=== 演習用データ ===

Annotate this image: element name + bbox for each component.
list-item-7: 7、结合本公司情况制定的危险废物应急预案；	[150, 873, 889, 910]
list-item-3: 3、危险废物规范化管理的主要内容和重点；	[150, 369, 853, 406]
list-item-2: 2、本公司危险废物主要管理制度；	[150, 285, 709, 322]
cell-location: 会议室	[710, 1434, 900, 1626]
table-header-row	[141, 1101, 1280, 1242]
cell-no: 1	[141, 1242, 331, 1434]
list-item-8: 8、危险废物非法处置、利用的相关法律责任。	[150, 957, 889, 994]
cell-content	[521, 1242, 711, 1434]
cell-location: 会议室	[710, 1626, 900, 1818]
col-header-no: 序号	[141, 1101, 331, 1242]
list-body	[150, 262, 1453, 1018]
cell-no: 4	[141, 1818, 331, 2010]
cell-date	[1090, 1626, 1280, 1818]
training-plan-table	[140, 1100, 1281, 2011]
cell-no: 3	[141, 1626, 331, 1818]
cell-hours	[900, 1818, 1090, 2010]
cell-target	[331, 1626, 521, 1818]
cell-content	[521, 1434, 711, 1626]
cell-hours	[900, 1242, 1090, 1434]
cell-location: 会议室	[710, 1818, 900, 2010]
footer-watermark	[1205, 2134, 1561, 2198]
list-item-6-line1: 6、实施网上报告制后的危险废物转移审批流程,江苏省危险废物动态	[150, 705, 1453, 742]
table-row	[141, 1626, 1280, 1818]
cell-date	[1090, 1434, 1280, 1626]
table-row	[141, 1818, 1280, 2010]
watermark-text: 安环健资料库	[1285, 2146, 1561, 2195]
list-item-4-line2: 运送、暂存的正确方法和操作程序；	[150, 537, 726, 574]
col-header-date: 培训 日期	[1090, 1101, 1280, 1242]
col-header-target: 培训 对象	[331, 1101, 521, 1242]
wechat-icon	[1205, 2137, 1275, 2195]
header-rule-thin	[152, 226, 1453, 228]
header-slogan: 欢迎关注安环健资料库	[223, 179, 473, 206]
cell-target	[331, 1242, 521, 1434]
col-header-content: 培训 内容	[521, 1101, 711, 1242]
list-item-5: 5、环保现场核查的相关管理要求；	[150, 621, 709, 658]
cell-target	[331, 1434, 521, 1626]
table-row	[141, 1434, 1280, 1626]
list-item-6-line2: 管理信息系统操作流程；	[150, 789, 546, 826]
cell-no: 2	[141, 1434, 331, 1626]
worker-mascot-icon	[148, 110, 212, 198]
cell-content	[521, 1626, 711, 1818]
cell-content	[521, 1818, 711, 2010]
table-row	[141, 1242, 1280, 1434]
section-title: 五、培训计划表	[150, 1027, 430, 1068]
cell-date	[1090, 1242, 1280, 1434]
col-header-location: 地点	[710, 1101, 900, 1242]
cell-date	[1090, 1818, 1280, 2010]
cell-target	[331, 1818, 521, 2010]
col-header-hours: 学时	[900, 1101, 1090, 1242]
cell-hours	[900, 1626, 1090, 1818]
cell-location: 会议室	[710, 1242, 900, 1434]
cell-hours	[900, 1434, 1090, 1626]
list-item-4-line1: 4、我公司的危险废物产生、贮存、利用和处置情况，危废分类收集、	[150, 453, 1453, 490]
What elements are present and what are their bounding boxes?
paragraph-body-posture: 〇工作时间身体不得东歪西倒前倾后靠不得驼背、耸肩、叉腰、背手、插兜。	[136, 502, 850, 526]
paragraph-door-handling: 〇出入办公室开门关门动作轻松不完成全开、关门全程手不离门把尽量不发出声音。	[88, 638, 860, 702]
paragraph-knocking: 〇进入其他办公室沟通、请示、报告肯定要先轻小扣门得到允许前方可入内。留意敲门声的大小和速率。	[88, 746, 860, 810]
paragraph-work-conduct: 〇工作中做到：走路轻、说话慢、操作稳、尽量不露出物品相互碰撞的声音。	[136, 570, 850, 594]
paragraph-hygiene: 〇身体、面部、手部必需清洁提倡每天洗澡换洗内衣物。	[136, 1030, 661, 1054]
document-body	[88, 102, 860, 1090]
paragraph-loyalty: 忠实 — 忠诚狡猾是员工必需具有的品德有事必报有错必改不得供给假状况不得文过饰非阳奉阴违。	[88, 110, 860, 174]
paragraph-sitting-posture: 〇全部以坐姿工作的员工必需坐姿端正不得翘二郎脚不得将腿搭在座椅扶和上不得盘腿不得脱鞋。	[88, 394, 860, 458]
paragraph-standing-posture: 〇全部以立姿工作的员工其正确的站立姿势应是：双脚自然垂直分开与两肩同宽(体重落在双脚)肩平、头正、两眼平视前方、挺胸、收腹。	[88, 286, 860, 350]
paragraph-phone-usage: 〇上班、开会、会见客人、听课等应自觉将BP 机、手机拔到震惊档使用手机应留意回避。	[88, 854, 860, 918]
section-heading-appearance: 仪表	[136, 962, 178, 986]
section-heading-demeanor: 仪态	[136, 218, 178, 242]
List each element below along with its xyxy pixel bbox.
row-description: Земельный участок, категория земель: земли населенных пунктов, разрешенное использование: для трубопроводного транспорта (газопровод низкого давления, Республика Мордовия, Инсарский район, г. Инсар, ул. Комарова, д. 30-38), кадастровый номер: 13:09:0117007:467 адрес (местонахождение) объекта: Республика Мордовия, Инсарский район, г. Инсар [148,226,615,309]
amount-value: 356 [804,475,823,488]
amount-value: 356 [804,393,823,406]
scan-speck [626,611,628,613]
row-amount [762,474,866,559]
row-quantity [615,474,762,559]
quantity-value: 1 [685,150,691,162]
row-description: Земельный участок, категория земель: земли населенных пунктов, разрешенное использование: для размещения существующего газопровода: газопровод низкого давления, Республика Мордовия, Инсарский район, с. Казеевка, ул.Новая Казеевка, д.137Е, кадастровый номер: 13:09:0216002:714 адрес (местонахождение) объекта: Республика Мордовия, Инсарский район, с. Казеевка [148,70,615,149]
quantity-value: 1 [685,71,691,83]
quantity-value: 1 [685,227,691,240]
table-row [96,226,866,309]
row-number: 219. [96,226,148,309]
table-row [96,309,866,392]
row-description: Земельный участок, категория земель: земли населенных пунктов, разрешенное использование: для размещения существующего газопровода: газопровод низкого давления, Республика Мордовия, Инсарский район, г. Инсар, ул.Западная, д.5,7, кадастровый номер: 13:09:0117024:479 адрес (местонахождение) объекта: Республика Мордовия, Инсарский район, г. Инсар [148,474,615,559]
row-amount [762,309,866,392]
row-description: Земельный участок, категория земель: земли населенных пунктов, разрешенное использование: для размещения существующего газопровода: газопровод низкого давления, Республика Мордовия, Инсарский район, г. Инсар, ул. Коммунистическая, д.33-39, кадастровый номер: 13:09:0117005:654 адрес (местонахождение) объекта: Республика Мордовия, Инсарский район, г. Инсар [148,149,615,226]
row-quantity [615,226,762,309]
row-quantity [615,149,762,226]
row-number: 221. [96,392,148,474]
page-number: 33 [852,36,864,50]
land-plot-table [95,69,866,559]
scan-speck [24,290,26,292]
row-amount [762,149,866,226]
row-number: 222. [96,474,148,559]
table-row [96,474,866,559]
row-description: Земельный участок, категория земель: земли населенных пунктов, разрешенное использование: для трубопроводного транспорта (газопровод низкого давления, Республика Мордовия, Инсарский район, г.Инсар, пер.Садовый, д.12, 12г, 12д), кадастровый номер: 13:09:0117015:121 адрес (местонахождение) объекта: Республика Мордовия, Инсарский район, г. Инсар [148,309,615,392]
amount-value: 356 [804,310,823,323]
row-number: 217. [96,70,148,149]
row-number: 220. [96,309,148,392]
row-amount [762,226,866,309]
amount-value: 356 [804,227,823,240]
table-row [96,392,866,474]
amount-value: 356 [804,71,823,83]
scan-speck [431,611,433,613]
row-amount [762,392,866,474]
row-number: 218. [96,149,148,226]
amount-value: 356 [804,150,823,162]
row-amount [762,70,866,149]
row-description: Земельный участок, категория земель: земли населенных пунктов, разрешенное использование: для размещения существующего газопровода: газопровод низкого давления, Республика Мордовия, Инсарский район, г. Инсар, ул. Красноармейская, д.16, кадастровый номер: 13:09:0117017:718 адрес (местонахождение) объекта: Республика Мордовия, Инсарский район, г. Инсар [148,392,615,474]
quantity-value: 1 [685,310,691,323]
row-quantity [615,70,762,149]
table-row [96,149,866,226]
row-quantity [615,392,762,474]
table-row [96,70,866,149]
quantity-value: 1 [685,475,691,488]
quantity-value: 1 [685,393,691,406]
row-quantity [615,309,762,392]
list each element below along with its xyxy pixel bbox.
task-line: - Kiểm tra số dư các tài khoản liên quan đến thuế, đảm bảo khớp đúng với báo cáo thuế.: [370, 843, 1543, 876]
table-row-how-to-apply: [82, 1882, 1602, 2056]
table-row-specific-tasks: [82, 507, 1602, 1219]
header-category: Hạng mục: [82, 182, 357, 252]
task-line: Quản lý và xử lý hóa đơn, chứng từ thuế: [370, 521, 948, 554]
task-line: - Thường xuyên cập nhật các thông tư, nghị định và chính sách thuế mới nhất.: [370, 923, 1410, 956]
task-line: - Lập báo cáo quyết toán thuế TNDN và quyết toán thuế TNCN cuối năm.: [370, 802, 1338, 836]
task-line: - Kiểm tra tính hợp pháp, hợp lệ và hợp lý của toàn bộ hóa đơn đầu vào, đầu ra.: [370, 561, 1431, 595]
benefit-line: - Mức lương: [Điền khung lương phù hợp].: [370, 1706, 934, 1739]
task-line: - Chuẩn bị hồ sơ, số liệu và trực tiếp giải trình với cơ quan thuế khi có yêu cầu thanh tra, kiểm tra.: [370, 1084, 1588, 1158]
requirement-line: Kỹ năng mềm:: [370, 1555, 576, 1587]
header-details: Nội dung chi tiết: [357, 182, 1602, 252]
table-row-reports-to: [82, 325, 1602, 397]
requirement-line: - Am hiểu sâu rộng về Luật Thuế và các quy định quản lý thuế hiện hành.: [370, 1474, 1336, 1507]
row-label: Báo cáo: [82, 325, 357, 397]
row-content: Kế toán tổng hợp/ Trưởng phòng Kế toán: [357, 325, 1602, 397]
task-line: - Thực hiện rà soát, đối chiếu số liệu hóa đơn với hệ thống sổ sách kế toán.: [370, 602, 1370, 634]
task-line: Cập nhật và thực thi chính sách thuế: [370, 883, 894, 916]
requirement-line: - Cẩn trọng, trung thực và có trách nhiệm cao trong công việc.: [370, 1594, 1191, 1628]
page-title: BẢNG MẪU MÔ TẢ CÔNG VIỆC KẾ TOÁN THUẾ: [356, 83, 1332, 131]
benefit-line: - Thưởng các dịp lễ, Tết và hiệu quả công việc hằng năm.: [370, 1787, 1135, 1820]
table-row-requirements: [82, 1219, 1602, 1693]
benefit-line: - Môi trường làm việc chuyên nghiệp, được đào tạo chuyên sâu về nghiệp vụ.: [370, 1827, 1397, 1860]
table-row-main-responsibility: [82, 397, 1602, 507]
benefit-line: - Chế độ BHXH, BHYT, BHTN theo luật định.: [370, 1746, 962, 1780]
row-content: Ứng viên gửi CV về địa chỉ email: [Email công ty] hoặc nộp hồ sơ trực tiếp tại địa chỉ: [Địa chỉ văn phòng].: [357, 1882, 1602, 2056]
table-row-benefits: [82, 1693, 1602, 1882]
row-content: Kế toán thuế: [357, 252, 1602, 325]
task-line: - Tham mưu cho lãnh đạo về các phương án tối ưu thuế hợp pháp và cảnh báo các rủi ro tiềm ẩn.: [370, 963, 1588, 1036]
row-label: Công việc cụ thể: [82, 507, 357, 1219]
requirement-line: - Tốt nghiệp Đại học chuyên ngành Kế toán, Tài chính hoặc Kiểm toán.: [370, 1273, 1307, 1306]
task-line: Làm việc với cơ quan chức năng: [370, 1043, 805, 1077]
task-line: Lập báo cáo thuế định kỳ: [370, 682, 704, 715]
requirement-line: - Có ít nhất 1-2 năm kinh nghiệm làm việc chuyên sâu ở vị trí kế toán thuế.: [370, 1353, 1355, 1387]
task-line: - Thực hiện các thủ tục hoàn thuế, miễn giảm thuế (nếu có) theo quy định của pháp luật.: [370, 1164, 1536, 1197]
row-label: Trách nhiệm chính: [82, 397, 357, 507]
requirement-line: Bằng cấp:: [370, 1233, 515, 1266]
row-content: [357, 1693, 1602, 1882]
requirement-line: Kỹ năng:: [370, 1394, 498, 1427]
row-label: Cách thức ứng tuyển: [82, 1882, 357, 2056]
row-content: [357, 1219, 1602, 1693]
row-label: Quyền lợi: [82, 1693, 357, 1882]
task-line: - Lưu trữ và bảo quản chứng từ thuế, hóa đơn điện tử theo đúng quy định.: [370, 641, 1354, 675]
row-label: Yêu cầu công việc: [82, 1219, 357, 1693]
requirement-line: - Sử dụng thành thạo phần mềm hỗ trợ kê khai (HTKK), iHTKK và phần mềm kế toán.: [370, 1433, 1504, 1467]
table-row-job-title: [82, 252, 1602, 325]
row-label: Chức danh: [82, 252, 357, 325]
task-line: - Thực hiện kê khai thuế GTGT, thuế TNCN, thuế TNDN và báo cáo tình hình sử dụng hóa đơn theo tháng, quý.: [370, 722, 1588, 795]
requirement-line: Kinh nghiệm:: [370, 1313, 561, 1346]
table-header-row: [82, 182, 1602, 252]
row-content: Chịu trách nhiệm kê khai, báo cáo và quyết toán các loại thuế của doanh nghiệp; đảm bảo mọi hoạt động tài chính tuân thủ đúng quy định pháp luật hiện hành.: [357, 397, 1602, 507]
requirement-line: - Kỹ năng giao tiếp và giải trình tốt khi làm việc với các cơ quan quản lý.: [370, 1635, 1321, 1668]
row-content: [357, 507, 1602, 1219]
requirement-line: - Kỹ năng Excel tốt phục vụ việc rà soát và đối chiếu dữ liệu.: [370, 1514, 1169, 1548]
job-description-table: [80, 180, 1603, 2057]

===

課題の要件: 元データの最初の行から始め、「1242, 1090, 1434]」を含む行で止めてください。その範囲の項目だけを、「会议室」を「培训室」に置き換え、ほかは一切変えずに書き直してください。

解答例:
Annotate this image: element name + bbox for each component.
list-item-7: 7、结合本公司情况制定的危险废物应急预案；	[150, 873, 889, 910]
list-item-3: 3、危险废物规范化管理的主要内容和重点；	[150, 369, 853, 406]
list-item-2: 2、本公司危险废物主要管理制度；	[150, 285, 709, 322]
cell-location: 培训室	[710, 1434, 900, 1626]
table-header-row	[141, 1101, 1280, 1242]
cell-no: 1	[141, 1242, 331, 1434]
list-item-8: 8、危险废物非法处置、利用的相关法律责任。	[150, 957, 889, 994]
cell-content	[521, 1242, 711, 1434]
cell-location: 培训室	[710, 1626, 900, 1818]
col-header-no: 序号	[141, 1101, 331, 1242]
list-body	[150, 262, 1453, 1018]
cell-no: 4	[141, 1818, 331, 2010]
cell-date	[1090, 1626, 1280, 1818]
training-plan-table	[140, 1100, 1281, 2011]
cell-no: 3	[141, 1626, 331, 1818]
cell-hours	[900, 1818, 1090, 2010]
cell-target	[331, 1626, 521, 1818]
cell-content	[521, 1434, 711, 1626]
cell-hours	[900, 1242, 1090, 1434]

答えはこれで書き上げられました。